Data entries
<<<<

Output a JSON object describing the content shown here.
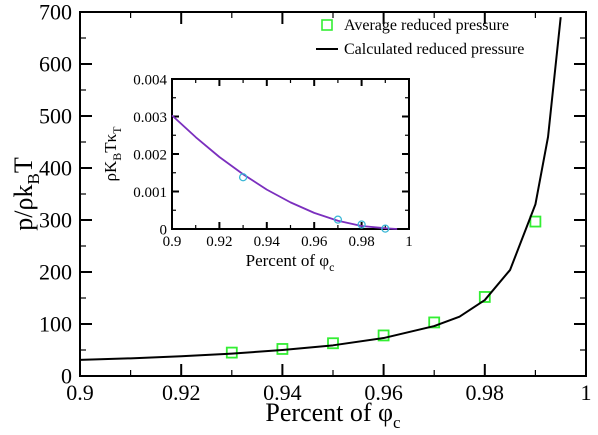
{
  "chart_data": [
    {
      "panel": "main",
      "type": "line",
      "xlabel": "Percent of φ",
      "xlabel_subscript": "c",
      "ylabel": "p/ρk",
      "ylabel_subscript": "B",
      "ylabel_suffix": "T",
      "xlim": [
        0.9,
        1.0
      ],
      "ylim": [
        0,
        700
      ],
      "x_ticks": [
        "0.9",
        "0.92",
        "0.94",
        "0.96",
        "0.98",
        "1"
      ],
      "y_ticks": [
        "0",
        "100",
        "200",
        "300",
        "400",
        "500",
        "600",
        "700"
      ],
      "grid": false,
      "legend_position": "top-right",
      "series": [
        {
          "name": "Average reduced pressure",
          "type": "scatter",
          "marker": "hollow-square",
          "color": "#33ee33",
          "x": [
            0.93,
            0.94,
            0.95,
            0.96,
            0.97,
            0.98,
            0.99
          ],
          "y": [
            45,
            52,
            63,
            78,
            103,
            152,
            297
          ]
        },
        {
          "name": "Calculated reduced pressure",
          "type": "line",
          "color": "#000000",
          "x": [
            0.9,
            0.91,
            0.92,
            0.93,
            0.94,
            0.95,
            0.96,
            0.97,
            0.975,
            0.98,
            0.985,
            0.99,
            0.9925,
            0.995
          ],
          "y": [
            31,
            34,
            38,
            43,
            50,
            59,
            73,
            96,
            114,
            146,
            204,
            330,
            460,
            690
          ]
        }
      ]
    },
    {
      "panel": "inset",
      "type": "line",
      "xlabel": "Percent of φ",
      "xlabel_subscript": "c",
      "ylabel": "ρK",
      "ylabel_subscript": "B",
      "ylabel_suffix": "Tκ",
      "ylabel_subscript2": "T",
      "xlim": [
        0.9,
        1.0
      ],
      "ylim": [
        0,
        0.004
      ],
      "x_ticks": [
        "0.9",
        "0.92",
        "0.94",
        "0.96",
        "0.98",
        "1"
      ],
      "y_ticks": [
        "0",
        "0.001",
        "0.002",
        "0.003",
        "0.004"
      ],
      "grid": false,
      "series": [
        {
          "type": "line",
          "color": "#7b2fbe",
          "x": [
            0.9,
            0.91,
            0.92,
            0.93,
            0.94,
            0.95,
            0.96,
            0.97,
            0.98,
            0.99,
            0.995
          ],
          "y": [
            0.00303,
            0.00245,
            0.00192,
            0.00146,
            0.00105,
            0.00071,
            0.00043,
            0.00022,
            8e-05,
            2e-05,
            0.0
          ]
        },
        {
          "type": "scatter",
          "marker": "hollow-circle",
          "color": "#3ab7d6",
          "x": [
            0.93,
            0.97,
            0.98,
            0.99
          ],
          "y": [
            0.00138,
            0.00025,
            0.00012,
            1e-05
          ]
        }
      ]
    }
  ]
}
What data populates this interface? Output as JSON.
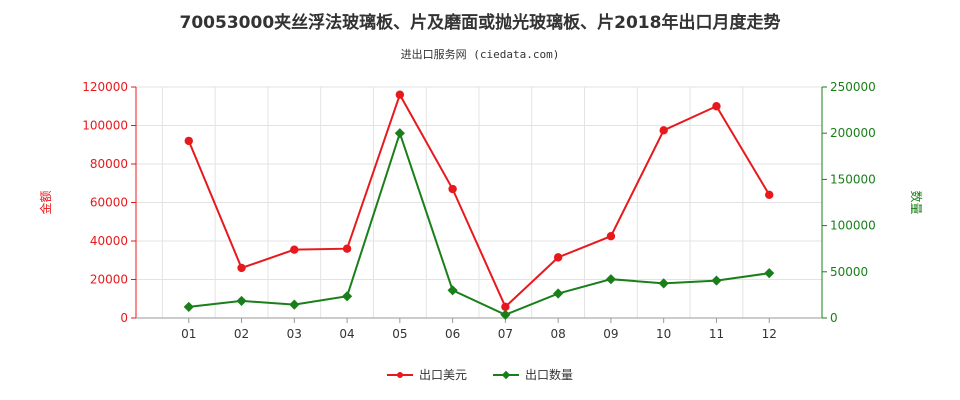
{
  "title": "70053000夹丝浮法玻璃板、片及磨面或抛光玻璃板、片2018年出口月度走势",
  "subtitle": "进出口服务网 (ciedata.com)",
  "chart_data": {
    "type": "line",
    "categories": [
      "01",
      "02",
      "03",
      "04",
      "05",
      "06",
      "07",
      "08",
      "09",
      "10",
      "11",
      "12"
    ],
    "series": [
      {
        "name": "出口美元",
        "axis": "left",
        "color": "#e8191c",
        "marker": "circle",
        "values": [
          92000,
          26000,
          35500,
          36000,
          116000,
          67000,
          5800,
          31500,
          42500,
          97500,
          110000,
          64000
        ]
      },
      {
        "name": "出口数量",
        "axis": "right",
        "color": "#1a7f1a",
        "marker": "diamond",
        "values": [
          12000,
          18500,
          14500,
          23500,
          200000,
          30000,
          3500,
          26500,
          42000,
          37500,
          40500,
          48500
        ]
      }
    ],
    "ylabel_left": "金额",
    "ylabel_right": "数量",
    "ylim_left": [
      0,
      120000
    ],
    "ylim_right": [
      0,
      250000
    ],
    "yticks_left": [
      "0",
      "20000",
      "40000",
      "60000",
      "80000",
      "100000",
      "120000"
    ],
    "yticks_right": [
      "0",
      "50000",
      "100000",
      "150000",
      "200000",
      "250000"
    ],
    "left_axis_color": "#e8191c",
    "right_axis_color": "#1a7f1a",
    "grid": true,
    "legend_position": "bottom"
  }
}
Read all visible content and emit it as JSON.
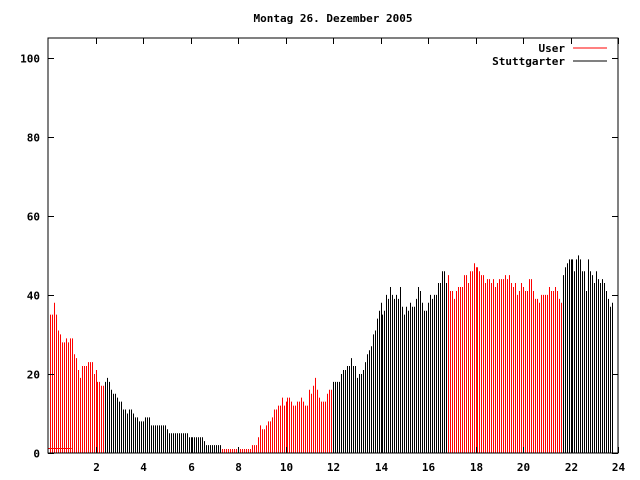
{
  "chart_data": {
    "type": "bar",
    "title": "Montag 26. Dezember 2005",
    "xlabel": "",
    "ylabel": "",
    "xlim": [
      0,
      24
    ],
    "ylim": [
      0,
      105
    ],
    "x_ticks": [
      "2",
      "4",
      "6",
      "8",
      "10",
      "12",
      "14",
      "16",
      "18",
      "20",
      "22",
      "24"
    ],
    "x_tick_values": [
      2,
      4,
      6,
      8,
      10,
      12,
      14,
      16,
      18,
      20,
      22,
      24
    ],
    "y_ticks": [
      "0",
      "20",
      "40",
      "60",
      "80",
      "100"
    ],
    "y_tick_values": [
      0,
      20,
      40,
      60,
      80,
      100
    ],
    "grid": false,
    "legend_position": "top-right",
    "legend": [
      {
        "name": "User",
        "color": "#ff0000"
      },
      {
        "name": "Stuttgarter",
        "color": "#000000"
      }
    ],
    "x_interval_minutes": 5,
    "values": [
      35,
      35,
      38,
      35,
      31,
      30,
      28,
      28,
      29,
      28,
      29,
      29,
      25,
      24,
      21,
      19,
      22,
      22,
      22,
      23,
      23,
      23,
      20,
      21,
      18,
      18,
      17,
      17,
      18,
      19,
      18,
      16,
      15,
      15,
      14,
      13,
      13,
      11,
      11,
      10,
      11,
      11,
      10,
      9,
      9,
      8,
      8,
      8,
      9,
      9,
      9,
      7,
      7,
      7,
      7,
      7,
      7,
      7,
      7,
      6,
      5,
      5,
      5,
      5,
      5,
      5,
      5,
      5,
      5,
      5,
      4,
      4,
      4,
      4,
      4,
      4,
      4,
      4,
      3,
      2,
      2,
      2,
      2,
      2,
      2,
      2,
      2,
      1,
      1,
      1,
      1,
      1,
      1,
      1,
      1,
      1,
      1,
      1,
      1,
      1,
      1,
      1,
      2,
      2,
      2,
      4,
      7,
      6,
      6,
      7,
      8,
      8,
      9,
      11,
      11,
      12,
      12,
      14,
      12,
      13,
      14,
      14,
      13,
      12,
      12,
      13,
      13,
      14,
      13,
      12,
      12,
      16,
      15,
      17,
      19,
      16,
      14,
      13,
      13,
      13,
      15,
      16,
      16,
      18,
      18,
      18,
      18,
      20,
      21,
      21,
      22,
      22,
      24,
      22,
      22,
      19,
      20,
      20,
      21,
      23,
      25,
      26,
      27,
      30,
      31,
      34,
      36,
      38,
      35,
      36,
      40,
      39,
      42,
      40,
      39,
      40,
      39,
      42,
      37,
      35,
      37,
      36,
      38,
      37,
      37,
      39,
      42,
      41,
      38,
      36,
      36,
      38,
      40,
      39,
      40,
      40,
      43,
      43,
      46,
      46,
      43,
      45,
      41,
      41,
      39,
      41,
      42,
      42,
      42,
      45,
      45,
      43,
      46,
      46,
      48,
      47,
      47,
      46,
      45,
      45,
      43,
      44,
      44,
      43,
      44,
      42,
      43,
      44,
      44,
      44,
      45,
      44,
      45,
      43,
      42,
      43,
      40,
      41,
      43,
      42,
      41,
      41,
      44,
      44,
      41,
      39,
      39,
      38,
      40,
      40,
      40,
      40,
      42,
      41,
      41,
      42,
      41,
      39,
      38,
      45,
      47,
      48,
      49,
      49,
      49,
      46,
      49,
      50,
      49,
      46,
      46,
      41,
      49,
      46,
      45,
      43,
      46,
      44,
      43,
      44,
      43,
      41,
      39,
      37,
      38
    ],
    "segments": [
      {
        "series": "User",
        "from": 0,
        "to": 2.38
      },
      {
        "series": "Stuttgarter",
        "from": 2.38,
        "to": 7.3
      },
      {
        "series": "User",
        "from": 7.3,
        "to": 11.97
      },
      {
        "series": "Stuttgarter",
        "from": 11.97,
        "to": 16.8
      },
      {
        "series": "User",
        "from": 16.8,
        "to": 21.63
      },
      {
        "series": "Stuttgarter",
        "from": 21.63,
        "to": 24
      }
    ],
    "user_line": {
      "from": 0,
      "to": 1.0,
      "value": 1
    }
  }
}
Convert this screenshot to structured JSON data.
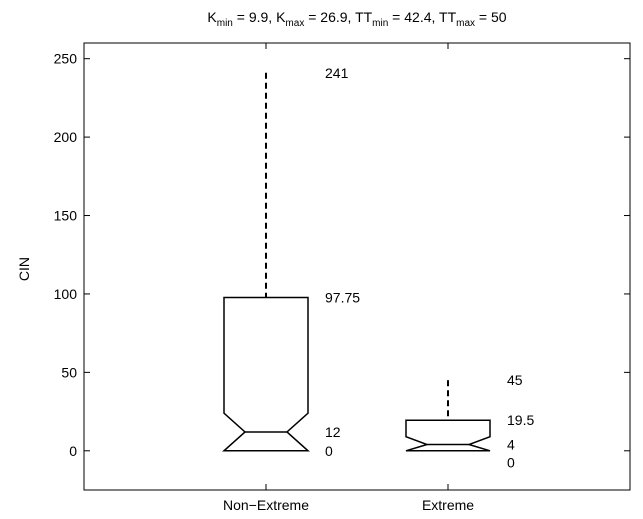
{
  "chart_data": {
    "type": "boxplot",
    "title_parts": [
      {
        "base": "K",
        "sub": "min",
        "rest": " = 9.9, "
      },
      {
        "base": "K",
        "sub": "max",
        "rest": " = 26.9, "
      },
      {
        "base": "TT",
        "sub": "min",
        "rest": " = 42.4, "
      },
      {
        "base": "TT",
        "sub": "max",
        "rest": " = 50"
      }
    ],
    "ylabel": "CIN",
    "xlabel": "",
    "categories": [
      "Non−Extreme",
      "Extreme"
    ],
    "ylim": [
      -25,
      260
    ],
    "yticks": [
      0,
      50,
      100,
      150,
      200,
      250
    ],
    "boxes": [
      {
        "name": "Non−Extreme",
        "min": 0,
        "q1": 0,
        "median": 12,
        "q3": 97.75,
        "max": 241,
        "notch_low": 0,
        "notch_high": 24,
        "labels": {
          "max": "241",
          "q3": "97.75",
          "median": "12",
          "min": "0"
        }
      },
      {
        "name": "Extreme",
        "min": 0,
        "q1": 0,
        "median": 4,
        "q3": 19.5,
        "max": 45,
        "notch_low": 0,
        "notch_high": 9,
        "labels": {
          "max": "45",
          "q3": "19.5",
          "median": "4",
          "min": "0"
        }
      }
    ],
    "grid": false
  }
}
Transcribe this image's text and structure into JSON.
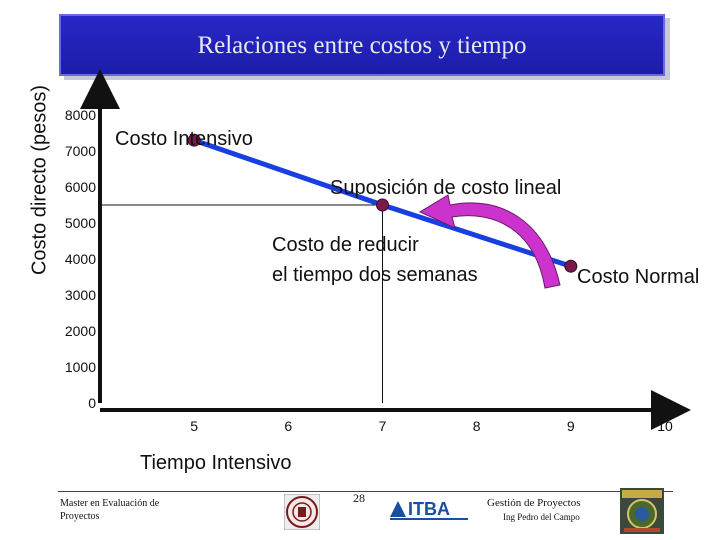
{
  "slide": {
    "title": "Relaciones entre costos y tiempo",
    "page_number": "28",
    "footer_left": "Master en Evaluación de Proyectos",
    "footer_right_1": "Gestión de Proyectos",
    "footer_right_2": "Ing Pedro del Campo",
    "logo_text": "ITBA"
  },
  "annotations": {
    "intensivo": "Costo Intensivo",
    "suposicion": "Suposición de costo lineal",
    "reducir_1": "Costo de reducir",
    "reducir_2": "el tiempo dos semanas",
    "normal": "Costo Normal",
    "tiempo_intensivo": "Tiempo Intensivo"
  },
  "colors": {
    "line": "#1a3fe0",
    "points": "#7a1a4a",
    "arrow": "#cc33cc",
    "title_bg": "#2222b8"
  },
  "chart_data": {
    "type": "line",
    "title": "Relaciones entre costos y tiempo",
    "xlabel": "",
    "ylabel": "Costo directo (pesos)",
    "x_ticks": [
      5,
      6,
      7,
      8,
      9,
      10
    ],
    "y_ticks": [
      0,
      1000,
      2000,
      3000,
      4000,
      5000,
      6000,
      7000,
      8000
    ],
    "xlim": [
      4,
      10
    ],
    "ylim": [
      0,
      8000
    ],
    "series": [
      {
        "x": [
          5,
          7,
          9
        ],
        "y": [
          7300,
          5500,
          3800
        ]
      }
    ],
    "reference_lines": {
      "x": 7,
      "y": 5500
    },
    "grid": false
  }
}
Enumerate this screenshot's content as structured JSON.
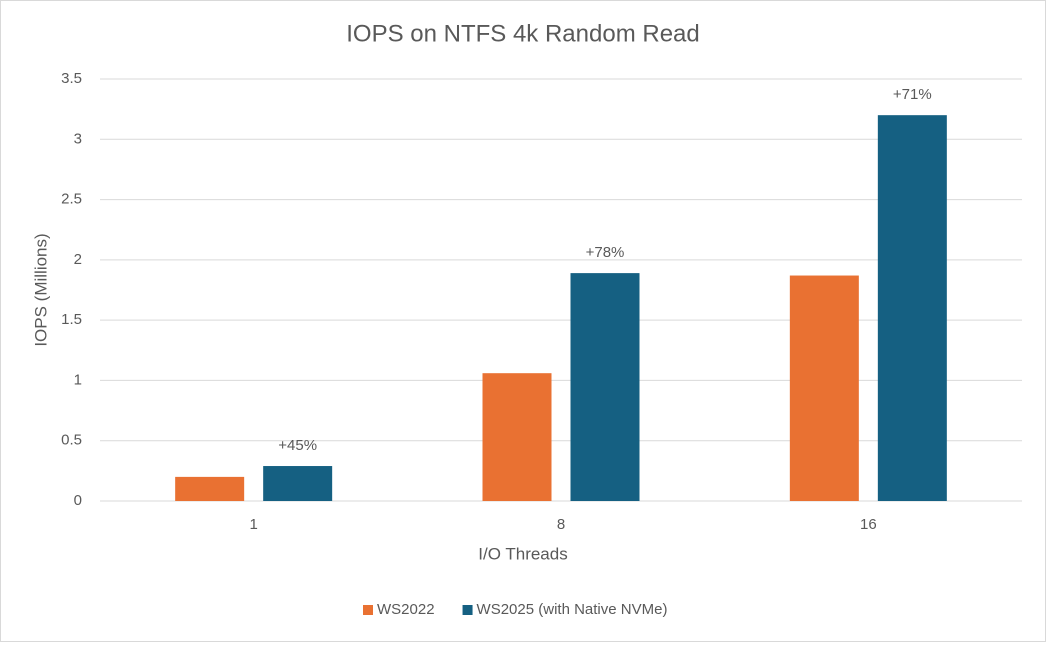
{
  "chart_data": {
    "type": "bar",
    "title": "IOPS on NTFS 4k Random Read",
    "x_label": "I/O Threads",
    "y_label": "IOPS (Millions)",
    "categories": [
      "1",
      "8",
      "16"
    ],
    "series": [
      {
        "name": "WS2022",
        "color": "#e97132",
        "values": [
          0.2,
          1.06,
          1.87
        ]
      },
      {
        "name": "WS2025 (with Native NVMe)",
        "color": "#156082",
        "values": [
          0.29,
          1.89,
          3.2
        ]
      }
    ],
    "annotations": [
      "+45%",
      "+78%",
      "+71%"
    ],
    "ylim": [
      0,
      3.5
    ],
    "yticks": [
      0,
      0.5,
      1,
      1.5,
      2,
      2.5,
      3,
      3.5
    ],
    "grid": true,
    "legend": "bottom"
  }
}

>>>>

Instruction:
Print, exactly and only, the lines running from the line with "Enumerate this screenshot's" through the last line of the data, including both. Skip any picture.

Task answer:
Enumerate this screenshot's content as structured JSON.
{
  "chart_data": {
    "type": "bar",
    "title": "IOPS on NTFS 4k Random Read",
    "x_label": "I/O Threads",
    "y_label": "IOPS (Millions)",
    "categories": [
      "1",
      "8",
      "16"
    ],
    "series": [
      {
        "name": "WS2022",
        "color": "#e97132",
        "values": [
          0.2,
          1.06,
          1.87
        ]
      },
      {
        "name": "WS2025 (with Native NVMe)",
        "color": "#156082",
        "values": [
          0.29,
          1.89,
          3.2
        ]
      }
    ],
    "annotations": [
      "+45%",
      "+78%",
      "+71%"
    ],
    "ylim": [
      0,
      3.5
    ],
    "yticks": [
      0,
      0.5,
      1,
      1.5,
      2,
      2.5,
      3,
      3.5
    ],
    "grid": true,
    "legend": "bottom"
  }
}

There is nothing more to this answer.